ПИСЬМЕННОЕ ЗАДАНИЕ =
Перепишите без изменений все строки из приведённых ниже записей, но изображения в ответ не включайте.

СТРОКИ ДАННЫХ =

╔══

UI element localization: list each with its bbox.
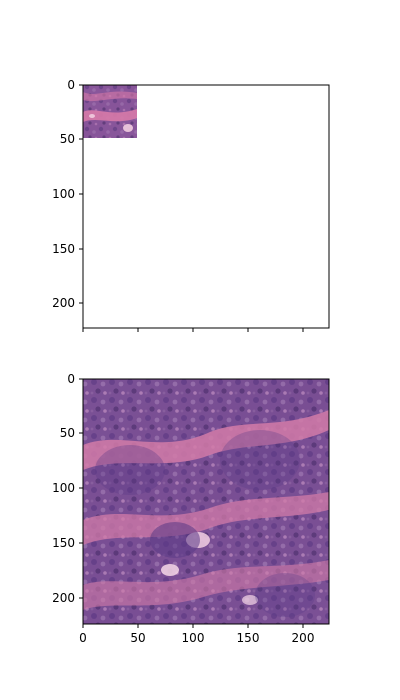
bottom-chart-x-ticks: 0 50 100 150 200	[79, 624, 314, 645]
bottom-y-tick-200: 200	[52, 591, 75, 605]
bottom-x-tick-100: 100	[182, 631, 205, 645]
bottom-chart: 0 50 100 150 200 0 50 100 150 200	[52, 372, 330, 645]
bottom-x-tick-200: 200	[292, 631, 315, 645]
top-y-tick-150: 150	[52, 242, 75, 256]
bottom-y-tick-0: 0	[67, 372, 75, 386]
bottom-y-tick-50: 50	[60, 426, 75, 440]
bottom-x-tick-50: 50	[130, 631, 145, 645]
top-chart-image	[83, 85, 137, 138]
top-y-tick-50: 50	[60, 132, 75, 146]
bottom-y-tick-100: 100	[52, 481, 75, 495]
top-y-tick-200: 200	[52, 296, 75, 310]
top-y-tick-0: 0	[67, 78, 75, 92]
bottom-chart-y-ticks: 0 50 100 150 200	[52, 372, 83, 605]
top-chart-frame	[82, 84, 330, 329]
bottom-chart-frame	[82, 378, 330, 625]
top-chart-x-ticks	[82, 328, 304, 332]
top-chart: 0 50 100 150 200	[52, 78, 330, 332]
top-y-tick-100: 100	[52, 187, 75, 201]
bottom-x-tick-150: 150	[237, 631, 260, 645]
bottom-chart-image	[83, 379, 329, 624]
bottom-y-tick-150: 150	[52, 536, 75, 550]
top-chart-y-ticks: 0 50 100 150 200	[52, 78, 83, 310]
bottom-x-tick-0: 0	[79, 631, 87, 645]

╚══

ГОТОВЫЙ ОТВЕТ =
UI element localization: list each with its bbox.
bottom-chart-x-ticks: 0 50 100 150 200	[79, 624, 314, 645]
bottom-y-tick-200: 200	[52, 591, 75, 605]
bottom-x-tick-100: 100	[182, 631, 205, 645]
bottom-chart: 0 50 100 150 200 0 50 100 150 200	[52, 372, 330, 645]
bottom-x-tick-200: 200	[292, 631, 315, 645]
top-y-tick-150: 150	[52, 242, 75, 256]
bottom-y-tick-0: 0	[67, 372, 75, 386]
bottom-y-tick-50: 50	[60, 426, 75, 440]
bottom-x-tick-50: 50	[130, 631, 145, 645]
top-chart-image	[83, 85, 137, 138]
top-y-tick-50: 50	[60, 132, 75, 146]
bottom-y-tick-100: 100	[52, 481, 75, 495]
top-y-tick-200: 200	[52, 296, 75, 310]
top-y-tick-0: 0	[67, 78, 75, 92]
bottom-chart-y-ticks: 0 50 100 150 200	[52, 372, 83, 605]
top-chart-frame	[82, 84, 330, 329]
bottom-chart-frame	[82, 378, 330, 625]
top-chart-x-ticks	[82, 328, 304, 332]
top-chart: 0 50 100 150 200	[52, 78, 330, 332]
top-y-tick-100: 100	[52, 187, 75, 201]
bottom-x-tick-150: 150	[237, 631, 260, 645]
bottom-chart-image	[83, 379, 329, 624]
bottom-y-tick-150: 150	[52, 536, 75, 550]
top-chart-y-ticks: 0 50 100 150 200	[52, 78, 83, 310]
bottom-x-tick-0: 0	[79, 631, 87, 645]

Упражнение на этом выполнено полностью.